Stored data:
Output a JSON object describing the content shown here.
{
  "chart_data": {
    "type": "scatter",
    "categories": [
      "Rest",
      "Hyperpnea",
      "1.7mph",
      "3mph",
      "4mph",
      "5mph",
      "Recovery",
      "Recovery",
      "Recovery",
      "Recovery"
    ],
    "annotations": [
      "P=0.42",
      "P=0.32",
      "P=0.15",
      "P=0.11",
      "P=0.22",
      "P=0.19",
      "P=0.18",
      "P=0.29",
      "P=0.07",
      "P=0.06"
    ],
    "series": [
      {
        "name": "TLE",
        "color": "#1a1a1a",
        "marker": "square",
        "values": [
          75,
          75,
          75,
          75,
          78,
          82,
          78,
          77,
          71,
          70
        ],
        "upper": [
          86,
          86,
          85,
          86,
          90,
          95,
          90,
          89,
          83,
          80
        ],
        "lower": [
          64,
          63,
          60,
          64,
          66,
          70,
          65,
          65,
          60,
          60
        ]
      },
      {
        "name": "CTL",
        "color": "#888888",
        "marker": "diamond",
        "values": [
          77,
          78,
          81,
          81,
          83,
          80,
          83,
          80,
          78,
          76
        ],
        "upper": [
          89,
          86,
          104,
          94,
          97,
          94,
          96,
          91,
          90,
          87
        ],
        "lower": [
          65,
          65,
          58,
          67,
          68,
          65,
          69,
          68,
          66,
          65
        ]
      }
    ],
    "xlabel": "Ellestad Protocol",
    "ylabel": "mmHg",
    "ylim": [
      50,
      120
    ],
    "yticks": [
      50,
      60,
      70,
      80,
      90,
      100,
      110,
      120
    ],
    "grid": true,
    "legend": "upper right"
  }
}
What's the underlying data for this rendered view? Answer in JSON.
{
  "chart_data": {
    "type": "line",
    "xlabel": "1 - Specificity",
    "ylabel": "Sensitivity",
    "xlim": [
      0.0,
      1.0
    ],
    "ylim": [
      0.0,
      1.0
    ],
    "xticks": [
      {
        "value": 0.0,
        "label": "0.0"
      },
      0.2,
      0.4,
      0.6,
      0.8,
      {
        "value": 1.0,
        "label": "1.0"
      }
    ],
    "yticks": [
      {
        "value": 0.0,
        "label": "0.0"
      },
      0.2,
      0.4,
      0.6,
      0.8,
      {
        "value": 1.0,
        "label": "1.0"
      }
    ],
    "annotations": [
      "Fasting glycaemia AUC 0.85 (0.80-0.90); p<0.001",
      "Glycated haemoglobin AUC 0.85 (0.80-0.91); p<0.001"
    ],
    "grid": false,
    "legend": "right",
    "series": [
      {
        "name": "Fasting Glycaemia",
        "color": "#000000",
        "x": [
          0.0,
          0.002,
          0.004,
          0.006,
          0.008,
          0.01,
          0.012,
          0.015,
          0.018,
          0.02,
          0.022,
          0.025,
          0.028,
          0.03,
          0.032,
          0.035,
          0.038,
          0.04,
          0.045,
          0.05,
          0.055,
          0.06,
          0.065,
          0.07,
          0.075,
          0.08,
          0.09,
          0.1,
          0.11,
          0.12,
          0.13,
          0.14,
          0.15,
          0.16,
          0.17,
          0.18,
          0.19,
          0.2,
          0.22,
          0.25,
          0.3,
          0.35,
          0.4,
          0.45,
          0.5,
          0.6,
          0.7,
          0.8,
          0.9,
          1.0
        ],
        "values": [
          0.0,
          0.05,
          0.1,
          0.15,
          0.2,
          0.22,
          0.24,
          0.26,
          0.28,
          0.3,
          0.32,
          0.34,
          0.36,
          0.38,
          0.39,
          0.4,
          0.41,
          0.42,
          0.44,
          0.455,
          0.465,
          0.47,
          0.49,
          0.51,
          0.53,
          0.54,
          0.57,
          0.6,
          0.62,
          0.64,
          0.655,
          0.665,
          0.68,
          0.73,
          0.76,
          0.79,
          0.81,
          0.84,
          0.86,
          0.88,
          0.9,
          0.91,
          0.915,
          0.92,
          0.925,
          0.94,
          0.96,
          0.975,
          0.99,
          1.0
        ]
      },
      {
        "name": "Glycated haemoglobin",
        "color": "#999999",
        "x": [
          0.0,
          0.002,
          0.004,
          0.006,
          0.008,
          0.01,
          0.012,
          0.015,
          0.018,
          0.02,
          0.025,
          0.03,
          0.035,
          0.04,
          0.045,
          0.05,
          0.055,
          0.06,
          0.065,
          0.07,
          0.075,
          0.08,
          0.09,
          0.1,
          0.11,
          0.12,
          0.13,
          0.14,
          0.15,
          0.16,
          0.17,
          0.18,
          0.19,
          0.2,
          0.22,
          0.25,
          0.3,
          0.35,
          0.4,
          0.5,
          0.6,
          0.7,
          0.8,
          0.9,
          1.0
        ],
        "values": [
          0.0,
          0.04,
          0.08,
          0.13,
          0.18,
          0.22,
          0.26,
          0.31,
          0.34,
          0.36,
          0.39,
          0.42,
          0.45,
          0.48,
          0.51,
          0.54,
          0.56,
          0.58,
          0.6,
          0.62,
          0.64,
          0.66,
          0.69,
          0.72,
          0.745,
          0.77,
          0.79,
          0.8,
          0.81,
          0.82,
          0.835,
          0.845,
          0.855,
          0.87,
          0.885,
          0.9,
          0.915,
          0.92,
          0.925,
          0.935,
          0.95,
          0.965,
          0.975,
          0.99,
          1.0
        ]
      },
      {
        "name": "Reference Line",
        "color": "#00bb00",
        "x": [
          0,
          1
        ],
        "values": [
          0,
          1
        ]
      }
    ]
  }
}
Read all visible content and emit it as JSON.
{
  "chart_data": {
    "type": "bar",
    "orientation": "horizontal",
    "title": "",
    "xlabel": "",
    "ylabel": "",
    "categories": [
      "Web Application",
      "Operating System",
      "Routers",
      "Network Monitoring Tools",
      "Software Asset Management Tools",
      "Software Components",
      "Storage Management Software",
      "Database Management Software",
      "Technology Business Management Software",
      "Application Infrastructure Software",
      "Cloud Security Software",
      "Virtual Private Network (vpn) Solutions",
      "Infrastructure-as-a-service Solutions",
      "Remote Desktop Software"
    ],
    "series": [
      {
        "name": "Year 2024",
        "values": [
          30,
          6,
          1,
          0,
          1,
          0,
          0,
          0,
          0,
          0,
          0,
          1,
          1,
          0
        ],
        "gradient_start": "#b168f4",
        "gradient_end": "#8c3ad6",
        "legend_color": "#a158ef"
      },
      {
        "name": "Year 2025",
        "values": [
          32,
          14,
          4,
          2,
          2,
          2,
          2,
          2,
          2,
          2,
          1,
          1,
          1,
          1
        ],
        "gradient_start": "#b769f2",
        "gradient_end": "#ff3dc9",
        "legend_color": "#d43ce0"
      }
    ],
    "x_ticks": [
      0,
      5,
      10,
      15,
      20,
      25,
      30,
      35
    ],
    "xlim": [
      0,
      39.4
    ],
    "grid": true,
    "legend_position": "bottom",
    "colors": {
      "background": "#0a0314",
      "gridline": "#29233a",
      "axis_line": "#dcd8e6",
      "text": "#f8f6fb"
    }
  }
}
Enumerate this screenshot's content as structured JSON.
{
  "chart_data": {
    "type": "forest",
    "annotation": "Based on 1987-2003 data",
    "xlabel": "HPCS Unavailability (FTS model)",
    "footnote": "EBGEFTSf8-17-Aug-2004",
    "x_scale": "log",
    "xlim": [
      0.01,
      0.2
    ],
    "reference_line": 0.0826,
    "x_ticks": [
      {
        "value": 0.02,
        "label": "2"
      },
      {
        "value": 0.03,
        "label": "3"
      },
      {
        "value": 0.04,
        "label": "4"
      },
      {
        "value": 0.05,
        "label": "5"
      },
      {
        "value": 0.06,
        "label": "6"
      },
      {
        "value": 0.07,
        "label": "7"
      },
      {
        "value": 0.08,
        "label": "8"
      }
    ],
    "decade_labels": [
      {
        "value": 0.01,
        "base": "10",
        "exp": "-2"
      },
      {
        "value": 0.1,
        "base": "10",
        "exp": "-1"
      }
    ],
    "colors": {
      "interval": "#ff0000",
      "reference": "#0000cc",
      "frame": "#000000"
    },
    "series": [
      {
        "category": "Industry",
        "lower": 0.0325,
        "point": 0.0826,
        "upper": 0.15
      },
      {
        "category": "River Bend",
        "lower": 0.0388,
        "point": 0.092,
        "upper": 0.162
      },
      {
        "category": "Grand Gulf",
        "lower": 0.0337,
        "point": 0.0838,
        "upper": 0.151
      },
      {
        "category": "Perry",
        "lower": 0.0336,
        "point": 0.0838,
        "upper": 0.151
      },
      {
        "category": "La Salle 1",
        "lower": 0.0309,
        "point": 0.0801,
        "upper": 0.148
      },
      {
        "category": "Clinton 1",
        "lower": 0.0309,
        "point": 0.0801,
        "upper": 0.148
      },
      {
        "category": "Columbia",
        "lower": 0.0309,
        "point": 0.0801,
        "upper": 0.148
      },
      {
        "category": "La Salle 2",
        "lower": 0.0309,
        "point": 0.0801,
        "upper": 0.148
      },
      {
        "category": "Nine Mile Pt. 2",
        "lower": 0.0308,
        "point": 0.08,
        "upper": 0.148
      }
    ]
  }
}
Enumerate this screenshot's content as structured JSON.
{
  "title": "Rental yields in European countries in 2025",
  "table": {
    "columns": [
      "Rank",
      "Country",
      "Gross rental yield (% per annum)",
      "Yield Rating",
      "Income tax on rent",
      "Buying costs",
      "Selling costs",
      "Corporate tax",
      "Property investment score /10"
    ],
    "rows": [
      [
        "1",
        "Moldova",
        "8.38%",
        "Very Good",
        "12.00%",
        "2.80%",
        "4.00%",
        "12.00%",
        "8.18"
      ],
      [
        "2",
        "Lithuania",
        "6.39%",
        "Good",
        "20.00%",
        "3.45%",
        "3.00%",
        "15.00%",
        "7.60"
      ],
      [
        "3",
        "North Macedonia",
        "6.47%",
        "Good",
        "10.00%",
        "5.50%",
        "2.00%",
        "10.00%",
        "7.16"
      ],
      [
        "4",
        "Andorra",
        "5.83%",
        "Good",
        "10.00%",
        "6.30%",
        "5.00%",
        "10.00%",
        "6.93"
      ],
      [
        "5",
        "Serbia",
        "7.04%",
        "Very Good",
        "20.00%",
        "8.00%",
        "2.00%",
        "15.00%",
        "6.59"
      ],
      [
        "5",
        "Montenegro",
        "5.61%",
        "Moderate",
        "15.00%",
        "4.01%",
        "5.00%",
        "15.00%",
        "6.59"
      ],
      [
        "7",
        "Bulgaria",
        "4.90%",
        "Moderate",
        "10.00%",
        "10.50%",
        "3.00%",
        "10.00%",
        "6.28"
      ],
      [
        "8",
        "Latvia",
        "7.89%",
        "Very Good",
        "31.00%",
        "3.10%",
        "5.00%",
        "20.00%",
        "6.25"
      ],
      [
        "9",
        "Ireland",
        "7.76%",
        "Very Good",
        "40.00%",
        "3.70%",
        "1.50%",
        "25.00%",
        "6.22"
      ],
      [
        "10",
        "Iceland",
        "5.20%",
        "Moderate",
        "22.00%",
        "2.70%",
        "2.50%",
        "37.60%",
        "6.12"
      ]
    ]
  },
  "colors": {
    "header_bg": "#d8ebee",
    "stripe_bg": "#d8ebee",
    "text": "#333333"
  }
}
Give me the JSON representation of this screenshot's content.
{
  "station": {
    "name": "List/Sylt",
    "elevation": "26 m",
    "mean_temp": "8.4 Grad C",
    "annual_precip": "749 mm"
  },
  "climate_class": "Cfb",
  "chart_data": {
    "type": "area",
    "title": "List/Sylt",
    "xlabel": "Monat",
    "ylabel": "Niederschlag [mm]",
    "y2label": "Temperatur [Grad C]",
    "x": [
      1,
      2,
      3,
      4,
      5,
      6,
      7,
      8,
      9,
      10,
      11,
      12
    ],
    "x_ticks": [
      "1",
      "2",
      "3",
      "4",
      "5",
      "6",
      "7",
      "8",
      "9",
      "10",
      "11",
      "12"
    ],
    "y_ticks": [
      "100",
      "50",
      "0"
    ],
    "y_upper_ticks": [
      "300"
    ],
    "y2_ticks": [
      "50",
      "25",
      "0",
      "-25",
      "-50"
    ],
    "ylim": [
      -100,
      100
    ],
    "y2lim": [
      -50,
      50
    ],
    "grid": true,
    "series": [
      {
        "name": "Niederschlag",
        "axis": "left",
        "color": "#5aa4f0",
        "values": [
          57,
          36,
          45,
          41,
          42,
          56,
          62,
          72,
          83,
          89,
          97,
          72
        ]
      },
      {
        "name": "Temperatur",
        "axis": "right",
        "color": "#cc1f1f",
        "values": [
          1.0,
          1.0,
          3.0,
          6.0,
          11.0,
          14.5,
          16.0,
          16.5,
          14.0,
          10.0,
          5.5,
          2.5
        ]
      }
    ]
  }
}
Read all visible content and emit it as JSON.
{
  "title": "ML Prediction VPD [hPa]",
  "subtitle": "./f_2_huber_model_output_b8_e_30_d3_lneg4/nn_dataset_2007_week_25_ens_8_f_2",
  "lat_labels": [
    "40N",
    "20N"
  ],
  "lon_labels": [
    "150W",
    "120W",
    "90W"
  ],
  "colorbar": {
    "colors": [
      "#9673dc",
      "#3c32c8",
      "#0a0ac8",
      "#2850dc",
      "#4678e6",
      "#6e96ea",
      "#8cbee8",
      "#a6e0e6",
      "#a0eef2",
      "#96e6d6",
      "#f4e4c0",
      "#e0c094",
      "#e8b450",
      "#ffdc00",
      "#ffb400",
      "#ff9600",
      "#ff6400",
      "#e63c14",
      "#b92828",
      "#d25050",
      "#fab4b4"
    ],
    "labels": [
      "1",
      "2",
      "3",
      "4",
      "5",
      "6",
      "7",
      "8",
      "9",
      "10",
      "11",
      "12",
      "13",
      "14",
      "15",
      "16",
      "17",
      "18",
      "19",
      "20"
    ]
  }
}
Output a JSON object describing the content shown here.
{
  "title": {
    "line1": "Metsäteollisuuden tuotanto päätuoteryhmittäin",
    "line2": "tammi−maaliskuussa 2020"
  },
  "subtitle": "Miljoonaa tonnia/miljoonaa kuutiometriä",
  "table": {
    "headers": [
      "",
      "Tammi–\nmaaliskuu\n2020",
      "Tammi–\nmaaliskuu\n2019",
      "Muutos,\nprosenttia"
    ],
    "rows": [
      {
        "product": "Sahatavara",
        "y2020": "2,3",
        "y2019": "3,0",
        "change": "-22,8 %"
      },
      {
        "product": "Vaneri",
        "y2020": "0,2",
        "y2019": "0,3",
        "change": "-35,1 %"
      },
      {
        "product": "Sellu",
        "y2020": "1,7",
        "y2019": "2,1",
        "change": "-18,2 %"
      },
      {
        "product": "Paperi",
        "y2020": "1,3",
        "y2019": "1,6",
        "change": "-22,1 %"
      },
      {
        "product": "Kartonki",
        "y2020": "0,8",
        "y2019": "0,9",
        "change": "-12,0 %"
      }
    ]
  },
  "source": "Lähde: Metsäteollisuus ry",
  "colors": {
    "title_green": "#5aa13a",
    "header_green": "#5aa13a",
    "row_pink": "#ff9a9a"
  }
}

EXERCISE AIM: Count the lines in the entries that hold the word "product", and give nothing but the total.

COMPLETE RESPONSE: 5